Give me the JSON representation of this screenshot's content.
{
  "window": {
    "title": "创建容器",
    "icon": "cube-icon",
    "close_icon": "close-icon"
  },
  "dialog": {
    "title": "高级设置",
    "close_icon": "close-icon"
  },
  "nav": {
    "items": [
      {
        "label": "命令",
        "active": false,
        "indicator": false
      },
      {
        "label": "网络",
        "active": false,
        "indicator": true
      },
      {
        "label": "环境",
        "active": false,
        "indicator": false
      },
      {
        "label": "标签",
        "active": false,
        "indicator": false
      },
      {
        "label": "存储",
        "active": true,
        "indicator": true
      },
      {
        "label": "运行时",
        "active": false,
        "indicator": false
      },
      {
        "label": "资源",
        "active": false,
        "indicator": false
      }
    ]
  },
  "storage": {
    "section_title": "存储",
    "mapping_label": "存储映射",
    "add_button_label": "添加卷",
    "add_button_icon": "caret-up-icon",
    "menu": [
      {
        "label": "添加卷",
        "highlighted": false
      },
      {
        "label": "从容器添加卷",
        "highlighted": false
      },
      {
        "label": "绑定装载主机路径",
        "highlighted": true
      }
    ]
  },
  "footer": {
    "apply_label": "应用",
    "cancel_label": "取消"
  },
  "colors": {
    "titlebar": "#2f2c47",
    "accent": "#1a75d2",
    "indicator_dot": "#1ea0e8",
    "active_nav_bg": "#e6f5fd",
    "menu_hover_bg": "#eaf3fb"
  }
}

...

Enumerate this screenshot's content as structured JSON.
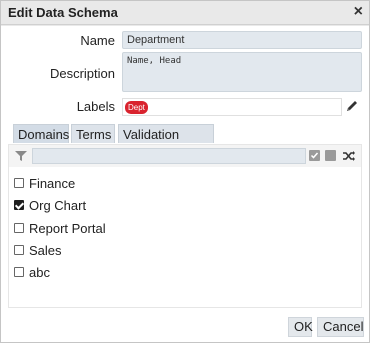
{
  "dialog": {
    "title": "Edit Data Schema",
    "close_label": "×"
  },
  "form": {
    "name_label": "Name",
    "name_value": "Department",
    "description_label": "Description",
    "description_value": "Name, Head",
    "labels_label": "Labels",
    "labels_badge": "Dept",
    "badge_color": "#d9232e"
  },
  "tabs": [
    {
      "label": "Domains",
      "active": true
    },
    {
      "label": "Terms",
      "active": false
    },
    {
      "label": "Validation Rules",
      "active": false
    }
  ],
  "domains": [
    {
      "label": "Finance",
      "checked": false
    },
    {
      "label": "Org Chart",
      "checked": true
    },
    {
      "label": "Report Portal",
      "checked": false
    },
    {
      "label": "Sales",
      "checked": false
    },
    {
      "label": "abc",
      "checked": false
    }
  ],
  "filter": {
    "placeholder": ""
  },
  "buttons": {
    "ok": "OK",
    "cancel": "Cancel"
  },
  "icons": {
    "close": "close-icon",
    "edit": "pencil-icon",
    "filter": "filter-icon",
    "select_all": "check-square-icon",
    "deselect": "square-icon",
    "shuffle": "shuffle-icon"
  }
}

--

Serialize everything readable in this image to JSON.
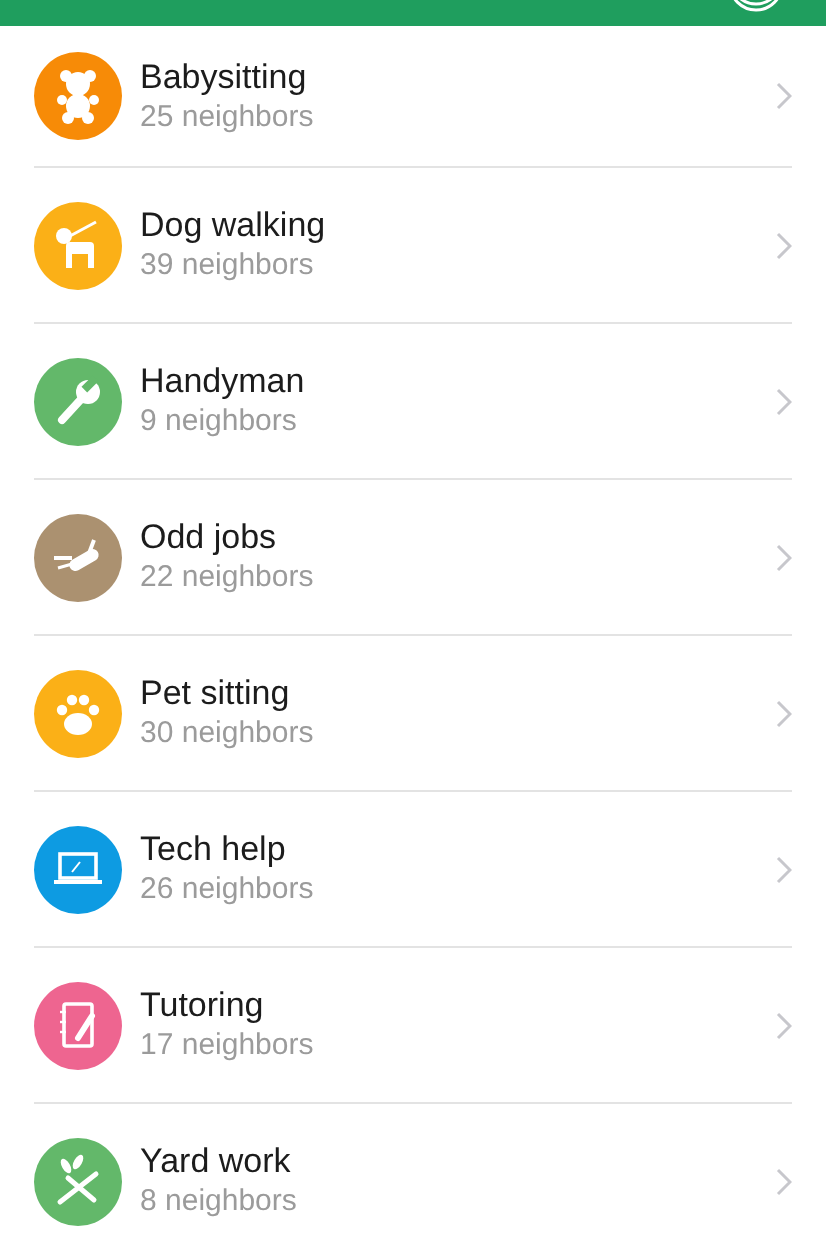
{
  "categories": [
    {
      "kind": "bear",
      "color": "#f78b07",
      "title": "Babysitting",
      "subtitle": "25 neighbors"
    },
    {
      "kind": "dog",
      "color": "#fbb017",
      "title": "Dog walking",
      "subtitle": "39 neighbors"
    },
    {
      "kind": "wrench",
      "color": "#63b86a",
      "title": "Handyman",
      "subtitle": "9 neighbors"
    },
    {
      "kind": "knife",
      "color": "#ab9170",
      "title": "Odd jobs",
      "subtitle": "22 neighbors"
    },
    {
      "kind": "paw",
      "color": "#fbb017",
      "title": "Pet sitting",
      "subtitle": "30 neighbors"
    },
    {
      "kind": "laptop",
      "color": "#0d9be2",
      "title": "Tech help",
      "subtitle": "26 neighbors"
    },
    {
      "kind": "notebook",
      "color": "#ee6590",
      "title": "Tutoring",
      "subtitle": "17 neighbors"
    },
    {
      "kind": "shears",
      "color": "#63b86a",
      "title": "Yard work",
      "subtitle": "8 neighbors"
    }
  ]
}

◆ Task to complete: Which lines hold the string "subtitle"? Copy all of them from the data above.

◆ Output:
      "subtitle": "25 neighbors"
      "subtitle": "39 neighbors"
      "subtitle": "9 neighbors"
      "subtitle": "22 neighbors"
      "subtitle": "30 neighbors"
      "subtitle": "26 neighbors"
      "subtitle": "17 neighbors"
      "subtitle": "8 neighbors"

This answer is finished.